Task: In the entries below, find every line with "phone" and copy it.

Items listed in a dataset
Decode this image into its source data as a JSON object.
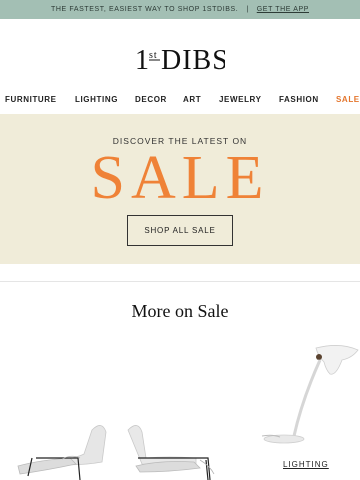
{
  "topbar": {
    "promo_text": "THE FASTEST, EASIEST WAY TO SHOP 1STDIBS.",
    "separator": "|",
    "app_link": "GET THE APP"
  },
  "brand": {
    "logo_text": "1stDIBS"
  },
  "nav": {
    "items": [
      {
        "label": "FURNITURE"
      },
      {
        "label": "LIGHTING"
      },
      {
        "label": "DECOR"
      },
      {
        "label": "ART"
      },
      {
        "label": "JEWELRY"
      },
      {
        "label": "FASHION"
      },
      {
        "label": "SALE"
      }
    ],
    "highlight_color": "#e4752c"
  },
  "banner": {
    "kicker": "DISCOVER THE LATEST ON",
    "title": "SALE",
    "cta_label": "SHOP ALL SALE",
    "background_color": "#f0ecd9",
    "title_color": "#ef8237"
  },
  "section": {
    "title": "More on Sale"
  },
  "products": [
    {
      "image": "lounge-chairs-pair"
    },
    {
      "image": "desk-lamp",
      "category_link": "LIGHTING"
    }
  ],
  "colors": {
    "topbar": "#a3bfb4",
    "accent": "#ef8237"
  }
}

---

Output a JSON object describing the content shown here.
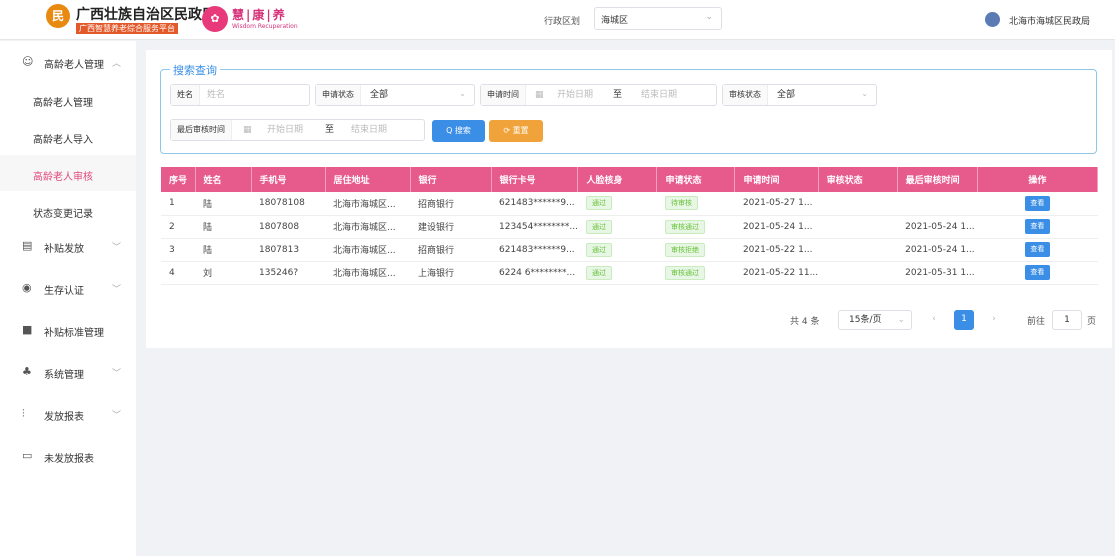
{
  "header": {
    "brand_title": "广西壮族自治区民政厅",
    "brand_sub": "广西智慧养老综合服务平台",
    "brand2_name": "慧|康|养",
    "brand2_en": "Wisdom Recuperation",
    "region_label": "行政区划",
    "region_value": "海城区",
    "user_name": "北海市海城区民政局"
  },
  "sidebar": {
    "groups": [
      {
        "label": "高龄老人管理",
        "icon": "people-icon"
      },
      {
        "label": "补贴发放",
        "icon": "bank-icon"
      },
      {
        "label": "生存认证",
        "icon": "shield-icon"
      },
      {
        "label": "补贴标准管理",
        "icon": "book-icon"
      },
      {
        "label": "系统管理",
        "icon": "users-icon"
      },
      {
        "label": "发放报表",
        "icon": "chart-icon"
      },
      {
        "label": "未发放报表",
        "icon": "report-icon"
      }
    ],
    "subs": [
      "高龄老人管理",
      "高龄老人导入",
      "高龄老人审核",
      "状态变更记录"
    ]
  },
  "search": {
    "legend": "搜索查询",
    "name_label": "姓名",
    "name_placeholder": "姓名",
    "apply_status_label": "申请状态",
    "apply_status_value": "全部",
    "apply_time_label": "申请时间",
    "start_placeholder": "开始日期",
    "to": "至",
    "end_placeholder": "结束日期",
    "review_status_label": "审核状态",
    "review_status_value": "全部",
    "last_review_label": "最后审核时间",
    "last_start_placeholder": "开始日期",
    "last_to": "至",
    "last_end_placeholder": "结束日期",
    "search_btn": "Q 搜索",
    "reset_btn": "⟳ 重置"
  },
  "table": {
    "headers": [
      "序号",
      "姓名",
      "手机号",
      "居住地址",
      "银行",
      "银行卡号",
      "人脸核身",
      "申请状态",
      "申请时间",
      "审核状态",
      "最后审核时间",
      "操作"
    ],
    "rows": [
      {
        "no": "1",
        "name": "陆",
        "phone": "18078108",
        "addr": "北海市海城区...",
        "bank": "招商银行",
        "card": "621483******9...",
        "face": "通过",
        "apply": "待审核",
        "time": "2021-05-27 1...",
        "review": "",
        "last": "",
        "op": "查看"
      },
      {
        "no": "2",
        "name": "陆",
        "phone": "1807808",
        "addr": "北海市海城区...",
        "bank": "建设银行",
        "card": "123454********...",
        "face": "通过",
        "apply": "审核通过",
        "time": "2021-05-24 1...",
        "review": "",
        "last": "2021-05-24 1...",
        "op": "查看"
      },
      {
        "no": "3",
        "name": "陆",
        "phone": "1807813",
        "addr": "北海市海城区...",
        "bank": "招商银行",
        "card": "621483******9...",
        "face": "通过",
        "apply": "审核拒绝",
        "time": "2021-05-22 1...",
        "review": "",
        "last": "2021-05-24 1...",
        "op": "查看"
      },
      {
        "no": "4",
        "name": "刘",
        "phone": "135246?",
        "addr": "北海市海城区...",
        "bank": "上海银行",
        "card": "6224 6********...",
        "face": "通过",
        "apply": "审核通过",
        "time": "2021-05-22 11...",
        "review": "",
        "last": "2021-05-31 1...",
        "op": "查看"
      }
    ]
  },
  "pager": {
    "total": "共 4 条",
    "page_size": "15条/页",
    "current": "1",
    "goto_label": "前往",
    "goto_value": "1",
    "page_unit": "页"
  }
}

In response:
        "phone": "18078108",
        "phone": "1807808",
        "phone": "1807813",
        "phone": "135246?",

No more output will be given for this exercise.